** RECORDED DATA **
····················

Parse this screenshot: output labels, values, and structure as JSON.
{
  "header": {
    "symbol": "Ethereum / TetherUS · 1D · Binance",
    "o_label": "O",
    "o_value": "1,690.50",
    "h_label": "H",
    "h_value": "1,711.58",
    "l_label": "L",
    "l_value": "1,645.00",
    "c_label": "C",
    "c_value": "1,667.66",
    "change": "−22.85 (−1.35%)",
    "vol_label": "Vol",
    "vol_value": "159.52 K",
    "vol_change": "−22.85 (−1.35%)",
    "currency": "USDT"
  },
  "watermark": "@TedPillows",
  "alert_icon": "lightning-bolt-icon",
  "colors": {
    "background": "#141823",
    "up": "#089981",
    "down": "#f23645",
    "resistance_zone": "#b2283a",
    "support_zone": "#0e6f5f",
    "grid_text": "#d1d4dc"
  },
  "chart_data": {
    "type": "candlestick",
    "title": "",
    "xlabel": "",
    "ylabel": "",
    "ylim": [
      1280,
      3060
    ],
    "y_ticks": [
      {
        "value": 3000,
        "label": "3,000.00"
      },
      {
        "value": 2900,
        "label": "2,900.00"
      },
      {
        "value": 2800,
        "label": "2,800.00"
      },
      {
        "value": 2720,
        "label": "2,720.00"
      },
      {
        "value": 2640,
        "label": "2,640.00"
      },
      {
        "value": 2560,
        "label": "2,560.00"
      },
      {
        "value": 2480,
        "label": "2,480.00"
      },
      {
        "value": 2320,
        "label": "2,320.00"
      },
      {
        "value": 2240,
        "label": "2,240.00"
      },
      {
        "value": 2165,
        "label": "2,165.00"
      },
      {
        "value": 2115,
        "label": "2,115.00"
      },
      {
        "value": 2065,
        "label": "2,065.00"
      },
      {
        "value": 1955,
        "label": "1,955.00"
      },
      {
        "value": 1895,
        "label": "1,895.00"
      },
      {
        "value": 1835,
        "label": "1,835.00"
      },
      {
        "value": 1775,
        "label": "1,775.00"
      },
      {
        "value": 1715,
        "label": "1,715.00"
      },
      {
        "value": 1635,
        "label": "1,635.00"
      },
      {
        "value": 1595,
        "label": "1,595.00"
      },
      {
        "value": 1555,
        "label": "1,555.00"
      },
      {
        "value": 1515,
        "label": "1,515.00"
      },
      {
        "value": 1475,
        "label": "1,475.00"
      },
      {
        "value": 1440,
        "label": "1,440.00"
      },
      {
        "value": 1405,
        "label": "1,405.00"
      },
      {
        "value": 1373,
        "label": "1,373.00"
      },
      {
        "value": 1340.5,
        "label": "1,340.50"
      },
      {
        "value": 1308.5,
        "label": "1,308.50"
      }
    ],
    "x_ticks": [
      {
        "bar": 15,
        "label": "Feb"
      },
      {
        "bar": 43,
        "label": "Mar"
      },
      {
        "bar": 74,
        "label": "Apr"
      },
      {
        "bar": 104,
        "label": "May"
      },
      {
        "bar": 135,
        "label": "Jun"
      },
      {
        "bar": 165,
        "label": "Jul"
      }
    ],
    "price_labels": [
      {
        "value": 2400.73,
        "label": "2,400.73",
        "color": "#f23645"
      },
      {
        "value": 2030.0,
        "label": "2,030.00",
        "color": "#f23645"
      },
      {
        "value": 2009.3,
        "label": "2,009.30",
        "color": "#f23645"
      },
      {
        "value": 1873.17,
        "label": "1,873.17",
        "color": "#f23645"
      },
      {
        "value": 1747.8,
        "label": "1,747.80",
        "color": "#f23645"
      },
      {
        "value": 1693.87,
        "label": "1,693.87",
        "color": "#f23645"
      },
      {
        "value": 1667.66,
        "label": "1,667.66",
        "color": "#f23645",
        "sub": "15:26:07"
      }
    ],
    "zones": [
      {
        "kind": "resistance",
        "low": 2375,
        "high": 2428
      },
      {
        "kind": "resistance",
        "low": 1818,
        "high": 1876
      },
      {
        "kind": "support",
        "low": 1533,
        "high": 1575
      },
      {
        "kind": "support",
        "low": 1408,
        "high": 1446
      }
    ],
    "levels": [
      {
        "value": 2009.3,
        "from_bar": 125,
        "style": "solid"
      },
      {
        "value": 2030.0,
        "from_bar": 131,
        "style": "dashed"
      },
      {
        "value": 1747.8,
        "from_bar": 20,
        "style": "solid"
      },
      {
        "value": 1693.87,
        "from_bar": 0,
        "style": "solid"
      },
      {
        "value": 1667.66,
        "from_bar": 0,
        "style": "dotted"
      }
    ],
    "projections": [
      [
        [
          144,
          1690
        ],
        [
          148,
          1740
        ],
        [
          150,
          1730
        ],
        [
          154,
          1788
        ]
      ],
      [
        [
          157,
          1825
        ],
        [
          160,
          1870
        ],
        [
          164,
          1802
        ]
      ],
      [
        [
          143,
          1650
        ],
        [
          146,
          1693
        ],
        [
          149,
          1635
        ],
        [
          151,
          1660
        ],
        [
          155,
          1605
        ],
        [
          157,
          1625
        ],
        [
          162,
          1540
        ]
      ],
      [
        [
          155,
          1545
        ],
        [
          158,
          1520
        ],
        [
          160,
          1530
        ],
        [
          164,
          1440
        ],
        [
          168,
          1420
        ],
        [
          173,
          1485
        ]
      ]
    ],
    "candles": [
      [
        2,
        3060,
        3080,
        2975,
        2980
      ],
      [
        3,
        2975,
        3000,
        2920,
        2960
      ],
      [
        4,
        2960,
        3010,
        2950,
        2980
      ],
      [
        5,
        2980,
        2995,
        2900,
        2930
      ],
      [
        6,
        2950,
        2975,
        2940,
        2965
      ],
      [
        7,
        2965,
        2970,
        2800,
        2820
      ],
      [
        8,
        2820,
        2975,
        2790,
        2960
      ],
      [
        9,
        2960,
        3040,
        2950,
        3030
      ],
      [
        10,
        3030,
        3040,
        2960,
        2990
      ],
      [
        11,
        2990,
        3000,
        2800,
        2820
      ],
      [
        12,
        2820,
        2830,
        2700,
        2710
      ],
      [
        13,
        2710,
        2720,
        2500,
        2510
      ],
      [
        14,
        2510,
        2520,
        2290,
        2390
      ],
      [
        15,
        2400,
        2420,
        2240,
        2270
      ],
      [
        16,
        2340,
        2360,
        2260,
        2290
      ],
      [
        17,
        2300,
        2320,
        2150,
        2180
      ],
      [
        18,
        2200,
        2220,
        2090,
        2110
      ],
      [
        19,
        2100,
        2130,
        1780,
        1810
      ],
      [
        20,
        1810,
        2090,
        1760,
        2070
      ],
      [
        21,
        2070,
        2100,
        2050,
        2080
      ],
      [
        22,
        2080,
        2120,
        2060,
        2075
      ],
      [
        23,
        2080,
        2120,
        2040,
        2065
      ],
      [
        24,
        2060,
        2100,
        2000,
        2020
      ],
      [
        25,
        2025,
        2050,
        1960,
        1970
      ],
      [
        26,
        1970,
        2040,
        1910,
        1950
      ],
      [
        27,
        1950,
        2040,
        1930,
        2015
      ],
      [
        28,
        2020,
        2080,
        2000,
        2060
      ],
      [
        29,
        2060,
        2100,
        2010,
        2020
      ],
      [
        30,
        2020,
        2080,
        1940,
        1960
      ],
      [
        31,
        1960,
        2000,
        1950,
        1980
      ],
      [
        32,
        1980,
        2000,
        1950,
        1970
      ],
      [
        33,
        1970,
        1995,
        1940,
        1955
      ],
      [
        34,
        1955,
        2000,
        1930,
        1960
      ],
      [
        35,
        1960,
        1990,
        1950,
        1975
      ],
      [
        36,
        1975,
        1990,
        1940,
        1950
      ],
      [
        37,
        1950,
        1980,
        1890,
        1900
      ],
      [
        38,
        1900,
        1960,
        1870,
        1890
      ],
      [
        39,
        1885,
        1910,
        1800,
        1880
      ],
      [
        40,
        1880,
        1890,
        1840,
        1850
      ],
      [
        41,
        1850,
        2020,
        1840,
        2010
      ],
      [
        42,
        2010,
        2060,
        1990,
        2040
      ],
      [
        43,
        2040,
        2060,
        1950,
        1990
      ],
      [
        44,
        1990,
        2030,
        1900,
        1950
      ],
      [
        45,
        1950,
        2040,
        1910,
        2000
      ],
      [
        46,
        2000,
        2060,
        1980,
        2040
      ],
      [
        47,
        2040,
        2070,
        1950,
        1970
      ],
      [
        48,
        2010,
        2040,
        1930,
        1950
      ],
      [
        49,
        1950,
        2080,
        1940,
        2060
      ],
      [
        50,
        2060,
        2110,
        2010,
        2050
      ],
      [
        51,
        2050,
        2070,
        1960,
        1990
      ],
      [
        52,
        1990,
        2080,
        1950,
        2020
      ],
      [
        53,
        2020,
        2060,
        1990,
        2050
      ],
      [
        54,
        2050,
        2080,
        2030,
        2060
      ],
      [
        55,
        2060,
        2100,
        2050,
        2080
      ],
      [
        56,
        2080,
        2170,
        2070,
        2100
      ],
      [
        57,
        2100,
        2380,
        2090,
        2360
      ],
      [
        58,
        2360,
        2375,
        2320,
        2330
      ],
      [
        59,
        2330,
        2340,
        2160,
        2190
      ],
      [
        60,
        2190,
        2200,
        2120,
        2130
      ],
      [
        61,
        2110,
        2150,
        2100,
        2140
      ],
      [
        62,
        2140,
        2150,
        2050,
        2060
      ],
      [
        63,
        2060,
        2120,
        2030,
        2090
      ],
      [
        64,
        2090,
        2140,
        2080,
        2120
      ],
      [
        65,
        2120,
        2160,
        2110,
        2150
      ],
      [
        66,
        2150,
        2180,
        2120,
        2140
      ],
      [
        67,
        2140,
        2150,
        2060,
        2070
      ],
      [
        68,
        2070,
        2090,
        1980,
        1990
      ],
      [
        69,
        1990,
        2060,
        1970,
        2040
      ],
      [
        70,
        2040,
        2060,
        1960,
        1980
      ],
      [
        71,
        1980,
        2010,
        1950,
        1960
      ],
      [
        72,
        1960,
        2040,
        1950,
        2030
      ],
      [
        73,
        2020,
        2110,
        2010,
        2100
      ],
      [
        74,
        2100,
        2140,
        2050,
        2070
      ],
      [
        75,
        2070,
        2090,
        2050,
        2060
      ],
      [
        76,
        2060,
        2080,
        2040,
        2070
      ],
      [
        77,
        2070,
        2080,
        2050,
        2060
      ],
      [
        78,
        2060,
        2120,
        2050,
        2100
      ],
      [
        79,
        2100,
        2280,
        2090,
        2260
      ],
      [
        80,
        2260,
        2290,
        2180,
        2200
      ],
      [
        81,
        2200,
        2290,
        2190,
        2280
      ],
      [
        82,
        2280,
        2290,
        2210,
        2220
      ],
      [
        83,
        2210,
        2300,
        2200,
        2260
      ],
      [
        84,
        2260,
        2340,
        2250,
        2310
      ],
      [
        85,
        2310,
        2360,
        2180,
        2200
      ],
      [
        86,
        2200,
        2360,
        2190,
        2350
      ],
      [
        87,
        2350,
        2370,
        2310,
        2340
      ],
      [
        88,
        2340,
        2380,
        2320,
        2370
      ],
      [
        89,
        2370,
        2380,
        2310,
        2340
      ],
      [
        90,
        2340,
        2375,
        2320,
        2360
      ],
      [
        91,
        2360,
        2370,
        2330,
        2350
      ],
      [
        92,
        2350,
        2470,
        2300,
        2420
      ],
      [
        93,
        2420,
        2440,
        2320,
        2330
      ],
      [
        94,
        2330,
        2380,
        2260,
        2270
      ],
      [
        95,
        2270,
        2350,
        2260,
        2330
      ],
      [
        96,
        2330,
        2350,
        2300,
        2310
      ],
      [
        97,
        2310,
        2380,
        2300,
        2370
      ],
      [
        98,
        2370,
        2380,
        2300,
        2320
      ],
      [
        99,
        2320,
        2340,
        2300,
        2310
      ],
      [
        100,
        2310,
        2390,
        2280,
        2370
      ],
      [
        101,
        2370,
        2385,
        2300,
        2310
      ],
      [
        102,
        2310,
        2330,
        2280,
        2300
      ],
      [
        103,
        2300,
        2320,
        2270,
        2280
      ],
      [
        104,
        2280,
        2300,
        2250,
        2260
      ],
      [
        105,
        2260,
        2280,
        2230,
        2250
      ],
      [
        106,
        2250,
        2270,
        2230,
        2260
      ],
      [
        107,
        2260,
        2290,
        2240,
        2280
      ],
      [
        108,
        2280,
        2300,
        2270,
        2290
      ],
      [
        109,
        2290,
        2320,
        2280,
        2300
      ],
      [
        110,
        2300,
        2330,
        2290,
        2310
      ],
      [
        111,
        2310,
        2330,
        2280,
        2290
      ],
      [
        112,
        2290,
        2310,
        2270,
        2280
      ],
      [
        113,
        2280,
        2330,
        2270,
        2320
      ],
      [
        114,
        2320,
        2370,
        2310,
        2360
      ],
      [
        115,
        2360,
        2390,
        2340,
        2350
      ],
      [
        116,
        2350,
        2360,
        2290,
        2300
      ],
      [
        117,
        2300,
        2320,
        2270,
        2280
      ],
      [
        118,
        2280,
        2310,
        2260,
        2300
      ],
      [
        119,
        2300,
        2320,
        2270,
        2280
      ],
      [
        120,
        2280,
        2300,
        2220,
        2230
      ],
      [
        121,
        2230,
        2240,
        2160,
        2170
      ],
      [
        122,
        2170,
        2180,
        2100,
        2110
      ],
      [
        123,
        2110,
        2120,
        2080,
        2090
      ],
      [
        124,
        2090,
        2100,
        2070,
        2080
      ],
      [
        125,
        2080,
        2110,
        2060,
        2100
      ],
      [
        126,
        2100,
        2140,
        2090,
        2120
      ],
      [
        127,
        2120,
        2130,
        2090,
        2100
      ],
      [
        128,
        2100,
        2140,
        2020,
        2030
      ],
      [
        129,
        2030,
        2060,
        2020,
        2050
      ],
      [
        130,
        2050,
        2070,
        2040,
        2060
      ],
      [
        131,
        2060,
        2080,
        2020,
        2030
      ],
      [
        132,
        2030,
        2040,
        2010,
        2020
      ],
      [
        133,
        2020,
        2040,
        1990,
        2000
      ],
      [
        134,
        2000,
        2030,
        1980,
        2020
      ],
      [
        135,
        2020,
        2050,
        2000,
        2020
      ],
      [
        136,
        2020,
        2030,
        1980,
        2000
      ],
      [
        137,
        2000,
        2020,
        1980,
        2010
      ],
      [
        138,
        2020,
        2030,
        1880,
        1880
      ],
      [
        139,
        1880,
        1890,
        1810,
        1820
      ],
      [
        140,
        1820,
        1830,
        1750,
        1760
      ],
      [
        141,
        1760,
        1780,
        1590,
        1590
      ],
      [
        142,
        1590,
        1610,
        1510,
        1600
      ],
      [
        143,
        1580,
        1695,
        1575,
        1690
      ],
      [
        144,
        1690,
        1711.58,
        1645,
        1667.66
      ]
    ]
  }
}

····················

** EXERCISE INSTRUCTIONS **
Gather up the lines that contain the word "high".

** RESULT **
        "high": 2428
        "high": 1876
        "high": 1575
        "high": 1446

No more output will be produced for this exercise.